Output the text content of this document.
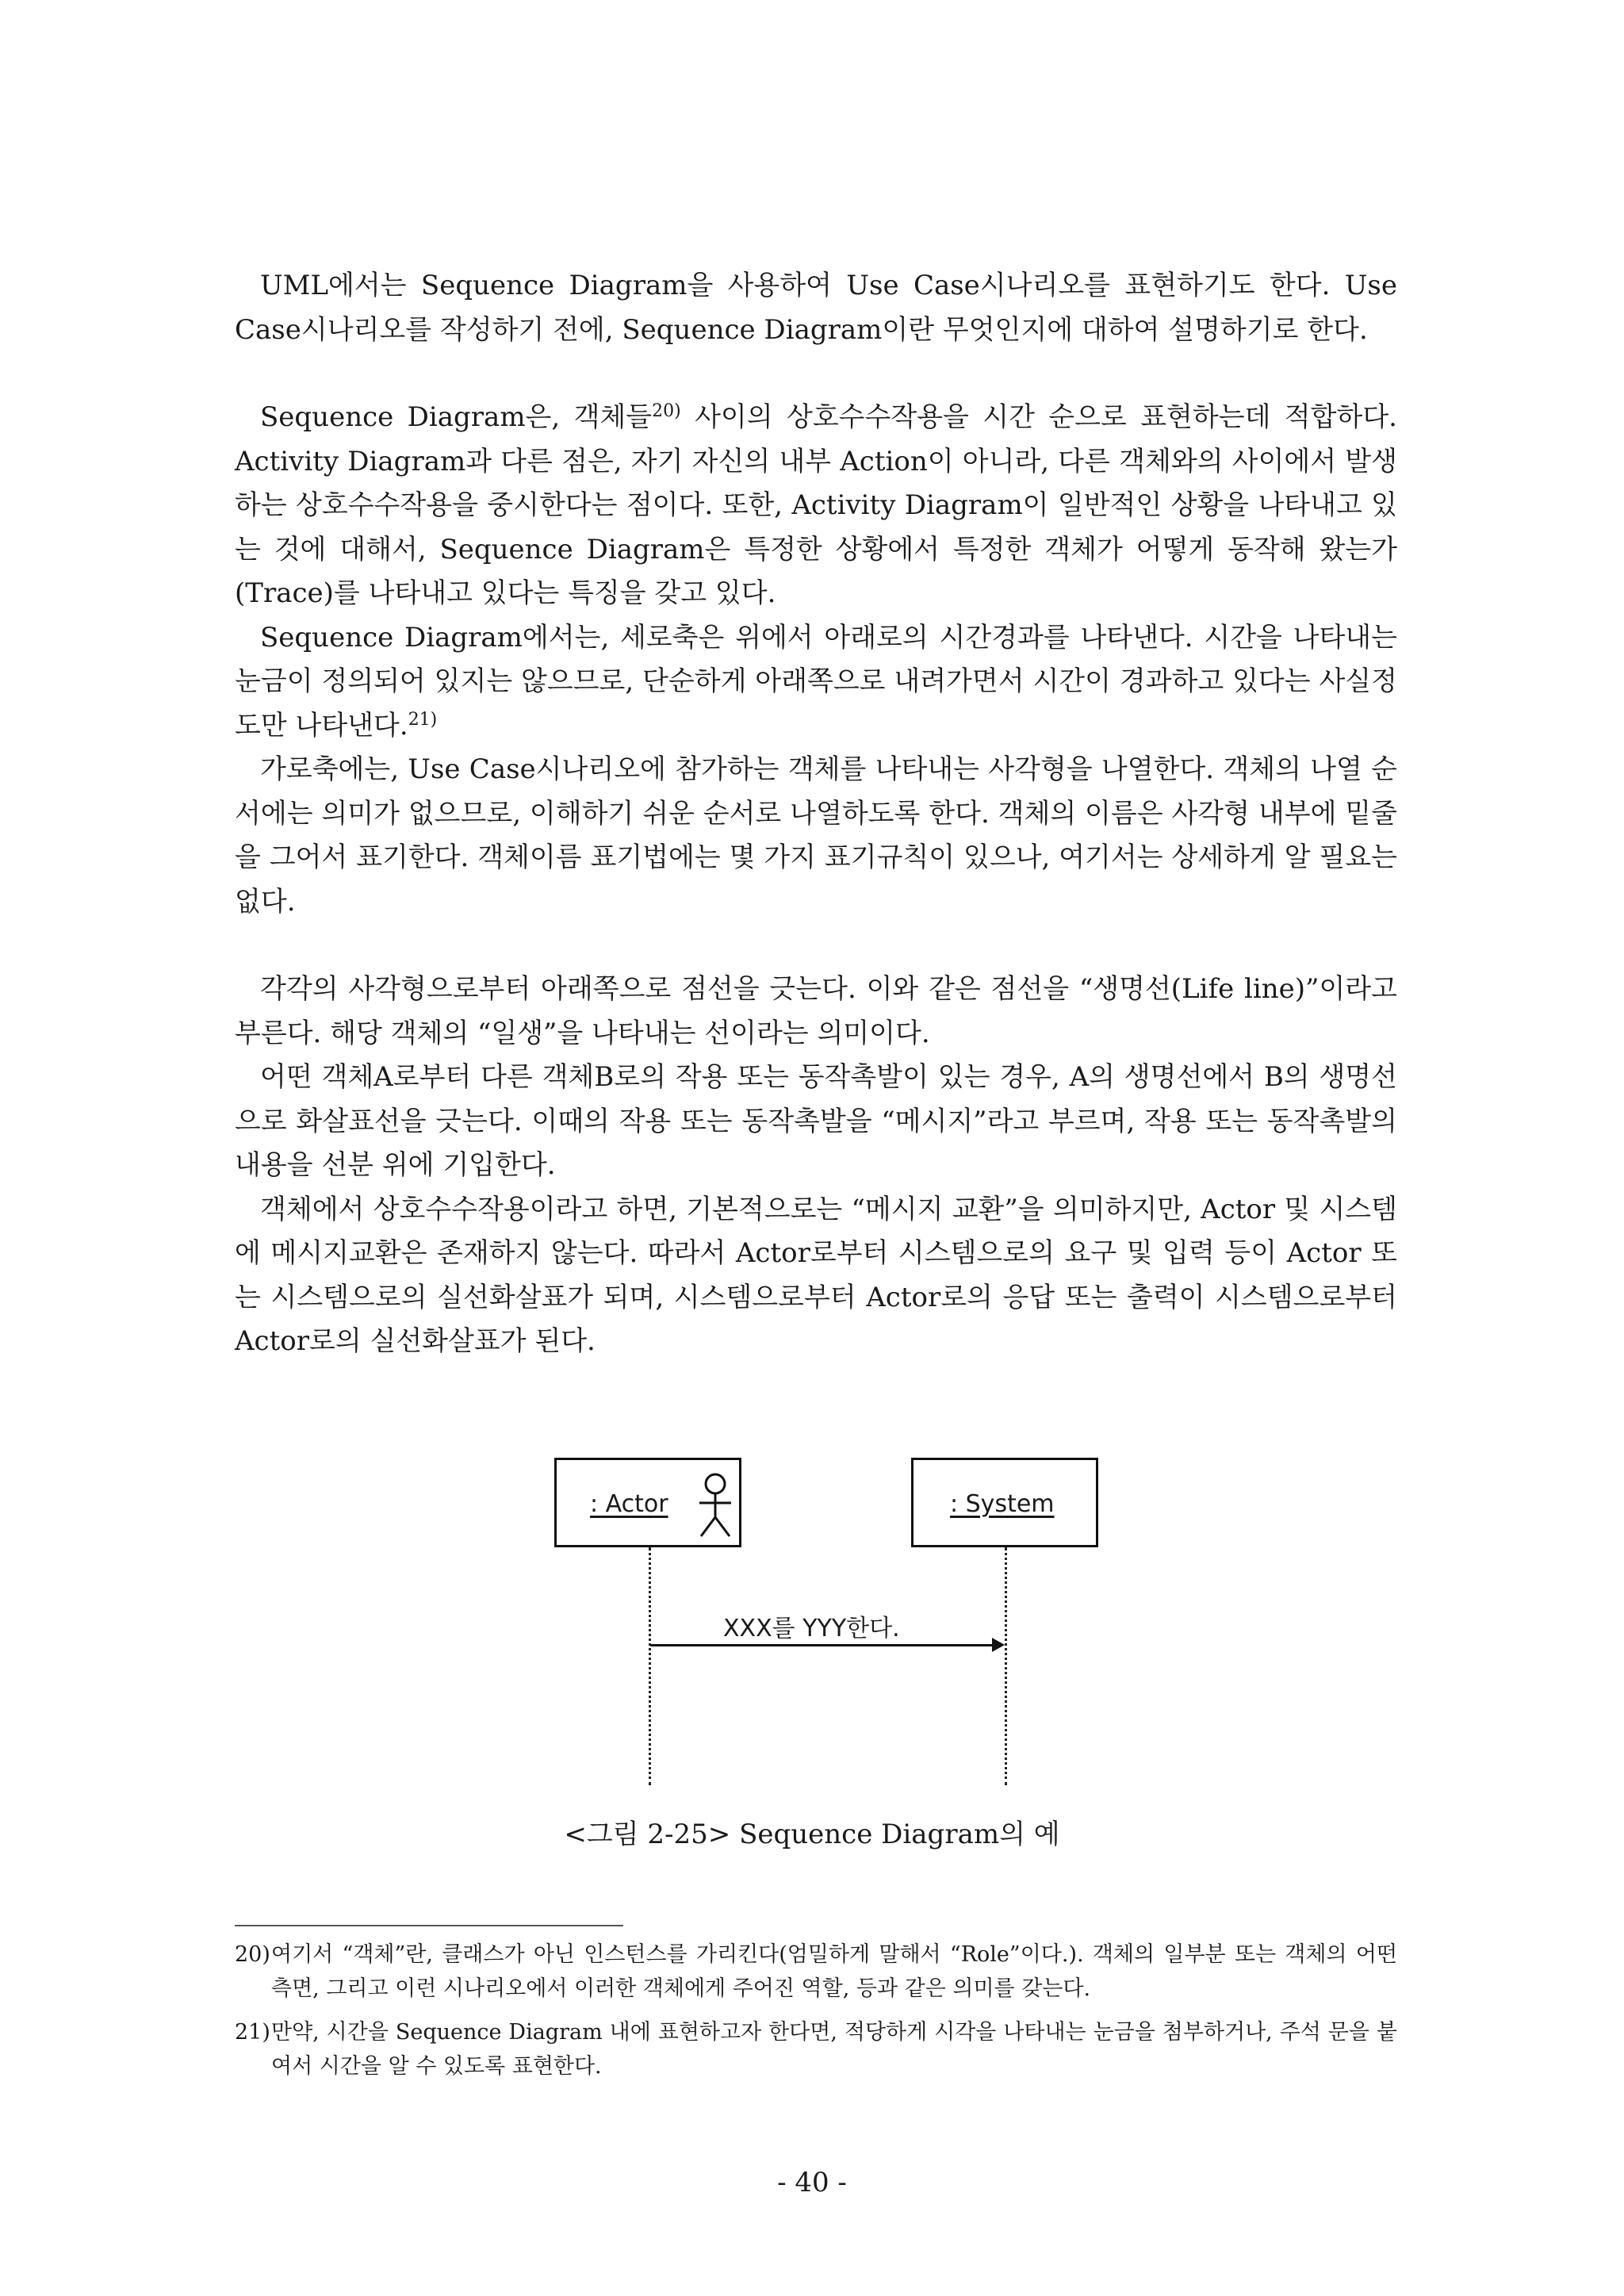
UML에서는 Sequence Diagram을 사용하여 Use Case시나리오를 표현하기도 한다. Use Case시나리오를 작성하기 전에, Sequence Diagram이란 무엇인지에 대하여 설명하기로 한다.

Sequence Diagram은, 객체들$^{20)}$ 사이의 상호수수작용을 시간 순으로 표현하는데 적합하다. Activity Diagram과 다른 점은, 자기 자신의 내부 Action이 아니라, 다른 객체와의 사이에서 발생하는 상호수수작용을 중시한다는 점이다. 또한, Activity Diagram이 일반적인 상황을 나타내고 있는 것에 대해서, Sequence Diagram은 특정한 상황에서 특정한 객체가 어떻게 동작해 왔는가(Trace)를 나타내고 있다는 특징을 갖고 있다.

Sequence Diagram에서는, 세로축은 위에서 아래로의 시간경과를 나타낸다. 시간을 나타내는 눈금이 정의되어 있지는 않으므로, 단순하게 아래쪽으로 내려가면서 시간이 경과하고 있다는 사실정도만 나타낸다.$^{21)}$

가로축에는, Use Case시나리오에 참가하는 객체를 나타내는 사각형을 나열한다. 객체의 나열 순서에는 의미가 없으므로, 이해하기 쉬운 순서로 나열하도록 한다. 객체의 이름은 사각형 내부에 밑줄을 그어서 표기한다. 객체이름 표기법에는 몇 가지 표기규칙이 있으나, 여기서는 상세하게 알 필요는 없다.

각각의 사각형으로부터 아래쪽으로 점선을 긋는다. 이와 같은 점선을 “생명선(Life line)”이라고 부른다. 해당 객체의 “일생”을 나타내는 선이라는 의미이다.

어떤 객체A로부터 다른 객체B로의 작용 또는 동작촉발이 있는 경우, A의 생명선에서 B의 생명선으로 화살표선을 긋는다. 이때의 작용 또는 동작촉발을 “메시지”라고 부르며, 작용 또는 동작촉발의 내용을 선분 위에 기입한다.

객체에서 상호수수작용이라고 하면, 기본적으로는 “메시지 교환”을 의미하지만, Actor 및 시스템에 메시지교환은 존재하지 않는다. 따라서 Actor로부터 시스템으로의 요구 및 입력 등이 Actor 또는 시스템으로의 실선화살표가 되며, 시스템으로부터 Actor로의 응답 또는 출력이 시스템으로부터 Actor로의 실선화살표가 된다.

: Actor	: System
XXX를 YYY한다.
<그림 2-25> Sequence Diagram의 예
20) 여기서 “객체”란, 클래스가 아닌 인스턴스를 가리킨다(엄밀하게 말해서 “Role”이다.). 객체의 일부분 또는 객체의 어떤 측면, 그리고 이런 시나리오에서 이러한 객체에게 주어진 역할, 등과 같은 의미를 갖는다.
21) 만약, 시간을 Sequence Diagram 내에 표현하고자 한다면, 적당하게 시각을 나타내는 눈금을 첨부하거나, 주석 문을 붙여서 시간을 알 수 있도록 표현한다.
- 40 -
┄┄┄┄┄┄
Your instructions | Search the material above for "Sequence". Pull out each line where it shows up.

Output |
UML에서는 Sequence Diagram을 사용하여 Use Case시나리오를 표현하기도 한다. Use Case시나리오를 작성하기 전에, Sequence Diagram이란 무엇인지에 대하여 설명하기로 한다.
Sequence Diagram은, 객체들$^{20)}$ 사이의 상호수수작용을 시간 순으로 표현하는데 적합하다. Activity Diagram과 다른 점은, 자기 자신의 내부 Action이 아니라, 다른 객체와의 사이에서 발생하는 상호수수작용을 중시한다는 점이다. 또한, Activity Diagram이 일반적인 상황을 나타내고 있는 것에 대해서, Sequence Diagram은 특정한 상황에서 특정한 객체가 어떻게 동작해 왔는가(Trace)를 나타내고 있다는 특징을 갖고 있다.
Sequence Diagram에서는, 세로축은 위에서 아래로의 시간경과를 나타낸다. 시간을 나타내는 눈금이 정의되어 있지는 않으므로, 단순하게 아래쪽으로 내려가면서 시간이 경과하고 있다는 사실정도만 나타낸다.$^{21)}$
<그림 2-25> Sequence Diagram의 예
21) 만약, 시간을 Sequence Diagram 내에 표현하고자 한다면, 적당하게 시각을 나타내는 눈금을 첨부하거나, 주석 문을 붙여서 시간을 알 수 있도록 표현한다.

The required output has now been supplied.